This relational failure holds true for the other proposed theories as well. Returning to the question of players who hit the ball harder than others, I tried mapping any variety of power statistics and came up with nothing. Additionally, combining Speed Factor with any kind of power statistics yielded virtually no correlation. Even looking at batters who put a larger percentage of balls in play yielded virtually no correlation.
(One final possible justification for including ROE in OBP is that OBP with ROE may map better to overall team run scoring. This test also fails. From 2000 to 2003, OBP maps to team run scoring marginally better than OBP with ROE.)

▶ _Stored items_
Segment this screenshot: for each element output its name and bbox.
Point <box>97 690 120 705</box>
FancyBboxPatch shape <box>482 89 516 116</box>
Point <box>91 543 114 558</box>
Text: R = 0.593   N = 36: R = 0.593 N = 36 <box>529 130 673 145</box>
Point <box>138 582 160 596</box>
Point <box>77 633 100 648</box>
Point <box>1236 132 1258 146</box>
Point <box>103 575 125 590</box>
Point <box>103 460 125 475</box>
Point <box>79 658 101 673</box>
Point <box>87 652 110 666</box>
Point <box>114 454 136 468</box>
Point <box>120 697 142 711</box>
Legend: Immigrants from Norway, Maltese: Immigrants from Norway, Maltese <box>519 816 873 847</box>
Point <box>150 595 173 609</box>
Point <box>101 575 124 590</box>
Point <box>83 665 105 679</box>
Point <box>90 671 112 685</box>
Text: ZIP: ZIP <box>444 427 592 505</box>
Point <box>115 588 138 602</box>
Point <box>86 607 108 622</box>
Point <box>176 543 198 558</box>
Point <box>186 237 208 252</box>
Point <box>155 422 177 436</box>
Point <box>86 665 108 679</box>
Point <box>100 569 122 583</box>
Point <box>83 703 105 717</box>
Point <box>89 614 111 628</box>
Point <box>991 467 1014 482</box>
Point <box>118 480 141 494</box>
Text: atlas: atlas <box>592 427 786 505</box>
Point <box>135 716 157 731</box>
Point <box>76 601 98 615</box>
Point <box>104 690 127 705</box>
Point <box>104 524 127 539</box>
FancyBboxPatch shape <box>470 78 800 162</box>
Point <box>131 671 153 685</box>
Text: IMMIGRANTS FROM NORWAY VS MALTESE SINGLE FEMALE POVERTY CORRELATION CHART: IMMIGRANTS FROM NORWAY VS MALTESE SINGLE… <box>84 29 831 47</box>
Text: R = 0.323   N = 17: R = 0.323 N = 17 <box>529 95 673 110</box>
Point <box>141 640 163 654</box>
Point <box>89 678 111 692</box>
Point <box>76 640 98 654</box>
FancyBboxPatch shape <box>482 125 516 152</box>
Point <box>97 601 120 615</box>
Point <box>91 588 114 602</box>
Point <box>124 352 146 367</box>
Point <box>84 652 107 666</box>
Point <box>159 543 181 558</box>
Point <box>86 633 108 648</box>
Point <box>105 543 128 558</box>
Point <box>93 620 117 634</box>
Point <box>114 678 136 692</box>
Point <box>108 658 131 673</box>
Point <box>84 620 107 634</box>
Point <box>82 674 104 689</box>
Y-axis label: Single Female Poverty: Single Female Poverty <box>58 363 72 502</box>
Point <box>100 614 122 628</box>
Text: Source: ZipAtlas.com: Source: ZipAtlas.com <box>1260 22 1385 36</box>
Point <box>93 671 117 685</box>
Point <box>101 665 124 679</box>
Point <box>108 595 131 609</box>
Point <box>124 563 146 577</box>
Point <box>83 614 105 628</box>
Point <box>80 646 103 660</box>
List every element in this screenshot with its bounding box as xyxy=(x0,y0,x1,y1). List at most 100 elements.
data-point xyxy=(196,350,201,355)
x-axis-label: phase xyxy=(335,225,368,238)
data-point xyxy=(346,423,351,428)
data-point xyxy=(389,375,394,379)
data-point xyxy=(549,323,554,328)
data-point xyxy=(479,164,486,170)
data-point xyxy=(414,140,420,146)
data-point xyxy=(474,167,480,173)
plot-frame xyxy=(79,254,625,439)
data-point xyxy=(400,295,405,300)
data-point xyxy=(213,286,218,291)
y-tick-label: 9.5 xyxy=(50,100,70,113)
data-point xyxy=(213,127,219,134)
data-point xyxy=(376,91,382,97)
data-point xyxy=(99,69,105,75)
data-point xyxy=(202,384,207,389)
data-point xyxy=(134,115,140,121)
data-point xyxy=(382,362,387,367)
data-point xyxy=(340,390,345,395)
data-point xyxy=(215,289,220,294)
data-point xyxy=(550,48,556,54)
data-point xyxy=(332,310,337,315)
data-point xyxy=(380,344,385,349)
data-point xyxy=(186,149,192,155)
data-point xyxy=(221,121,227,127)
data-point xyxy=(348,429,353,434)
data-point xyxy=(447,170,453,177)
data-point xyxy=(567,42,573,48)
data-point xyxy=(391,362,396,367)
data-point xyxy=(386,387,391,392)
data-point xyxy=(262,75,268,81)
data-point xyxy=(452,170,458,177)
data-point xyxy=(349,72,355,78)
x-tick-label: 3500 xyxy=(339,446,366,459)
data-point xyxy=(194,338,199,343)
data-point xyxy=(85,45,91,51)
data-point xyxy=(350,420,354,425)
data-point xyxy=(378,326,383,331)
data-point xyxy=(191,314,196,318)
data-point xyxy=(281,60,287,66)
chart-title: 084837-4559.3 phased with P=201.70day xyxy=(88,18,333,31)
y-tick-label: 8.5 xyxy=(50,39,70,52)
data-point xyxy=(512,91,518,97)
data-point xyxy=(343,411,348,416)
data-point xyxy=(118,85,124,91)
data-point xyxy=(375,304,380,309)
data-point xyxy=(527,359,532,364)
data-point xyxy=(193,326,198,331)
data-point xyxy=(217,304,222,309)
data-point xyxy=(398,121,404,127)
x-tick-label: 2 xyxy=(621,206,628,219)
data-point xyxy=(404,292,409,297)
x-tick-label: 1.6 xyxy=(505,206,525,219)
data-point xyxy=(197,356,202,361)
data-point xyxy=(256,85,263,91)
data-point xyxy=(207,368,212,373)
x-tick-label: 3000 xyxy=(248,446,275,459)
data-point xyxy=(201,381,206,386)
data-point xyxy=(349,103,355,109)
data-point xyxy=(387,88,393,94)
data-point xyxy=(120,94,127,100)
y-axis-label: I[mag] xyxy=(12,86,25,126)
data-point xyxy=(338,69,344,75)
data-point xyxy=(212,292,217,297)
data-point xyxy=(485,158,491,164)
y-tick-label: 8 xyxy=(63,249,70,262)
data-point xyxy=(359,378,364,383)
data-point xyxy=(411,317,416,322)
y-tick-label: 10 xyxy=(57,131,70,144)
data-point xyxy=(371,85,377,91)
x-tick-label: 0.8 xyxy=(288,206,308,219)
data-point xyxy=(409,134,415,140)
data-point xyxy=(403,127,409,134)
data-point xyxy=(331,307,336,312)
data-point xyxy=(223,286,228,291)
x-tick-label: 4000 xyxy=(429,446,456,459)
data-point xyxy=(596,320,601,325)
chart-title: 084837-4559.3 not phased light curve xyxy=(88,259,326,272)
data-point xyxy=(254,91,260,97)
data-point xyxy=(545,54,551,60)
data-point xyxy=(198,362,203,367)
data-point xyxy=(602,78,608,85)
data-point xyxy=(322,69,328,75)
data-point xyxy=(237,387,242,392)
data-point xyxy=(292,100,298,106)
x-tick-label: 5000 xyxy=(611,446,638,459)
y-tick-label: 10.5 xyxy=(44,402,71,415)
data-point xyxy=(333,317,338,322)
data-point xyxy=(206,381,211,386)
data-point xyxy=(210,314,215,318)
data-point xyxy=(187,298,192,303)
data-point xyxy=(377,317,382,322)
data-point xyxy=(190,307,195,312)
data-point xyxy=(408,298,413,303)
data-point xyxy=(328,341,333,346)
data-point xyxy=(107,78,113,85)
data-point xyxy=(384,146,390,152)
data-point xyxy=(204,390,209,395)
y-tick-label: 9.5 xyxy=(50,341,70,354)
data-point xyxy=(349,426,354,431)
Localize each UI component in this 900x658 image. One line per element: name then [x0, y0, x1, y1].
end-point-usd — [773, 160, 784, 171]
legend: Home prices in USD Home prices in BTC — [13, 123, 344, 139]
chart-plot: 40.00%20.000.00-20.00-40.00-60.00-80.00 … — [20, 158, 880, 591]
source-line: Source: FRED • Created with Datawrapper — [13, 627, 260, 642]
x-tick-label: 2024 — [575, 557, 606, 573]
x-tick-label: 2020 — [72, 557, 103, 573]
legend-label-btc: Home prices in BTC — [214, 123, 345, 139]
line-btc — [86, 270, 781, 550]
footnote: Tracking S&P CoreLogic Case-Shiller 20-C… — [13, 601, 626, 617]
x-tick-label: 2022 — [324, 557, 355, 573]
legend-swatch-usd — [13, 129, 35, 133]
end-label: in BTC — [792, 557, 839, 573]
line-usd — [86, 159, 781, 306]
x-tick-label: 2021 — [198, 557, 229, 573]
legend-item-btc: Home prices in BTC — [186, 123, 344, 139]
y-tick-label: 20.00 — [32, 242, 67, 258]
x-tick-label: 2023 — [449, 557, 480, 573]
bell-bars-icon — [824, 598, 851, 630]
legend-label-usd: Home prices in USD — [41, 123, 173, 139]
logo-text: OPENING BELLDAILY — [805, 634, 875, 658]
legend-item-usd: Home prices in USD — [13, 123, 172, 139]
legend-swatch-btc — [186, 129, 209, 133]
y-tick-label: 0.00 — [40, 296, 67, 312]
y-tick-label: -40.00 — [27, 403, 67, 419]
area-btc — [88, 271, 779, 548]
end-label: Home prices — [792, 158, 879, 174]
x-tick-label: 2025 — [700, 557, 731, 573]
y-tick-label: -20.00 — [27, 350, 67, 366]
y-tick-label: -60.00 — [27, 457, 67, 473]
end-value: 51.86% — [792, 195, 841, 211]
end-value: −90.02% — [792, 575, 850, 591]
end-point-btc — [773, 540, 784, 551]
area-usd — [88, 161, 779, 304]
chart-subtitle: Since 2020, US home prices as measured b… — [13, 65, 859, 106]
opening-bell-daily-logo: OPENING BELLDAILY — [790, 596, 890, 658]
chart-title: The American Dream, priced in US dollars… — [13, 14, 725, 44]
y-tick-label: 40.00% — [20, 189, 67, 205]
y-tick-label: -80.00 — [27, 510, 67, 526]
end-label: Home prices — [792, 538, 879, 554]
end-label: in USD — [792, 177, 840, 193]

▶ _Work required_
Pick up the passage about reaching on error and on-base percentage after its last sentence and carry it forward. These rows have no connection to the passage about on-base percentage and reaching on error.

▶ _Response to the task_
As such, using arguments about various players "generating errors" by putting pressure on the defense to justify including ROE in OBP appear unfounded. Players who reach on an error the most often have no characteristics to distinguish themselves from those who do not. This all boils down to the fact that some players are simply lucky and some are not. Of course, it could also mean there should be better regulation of official scorers and their decisions, but that's another article altogether.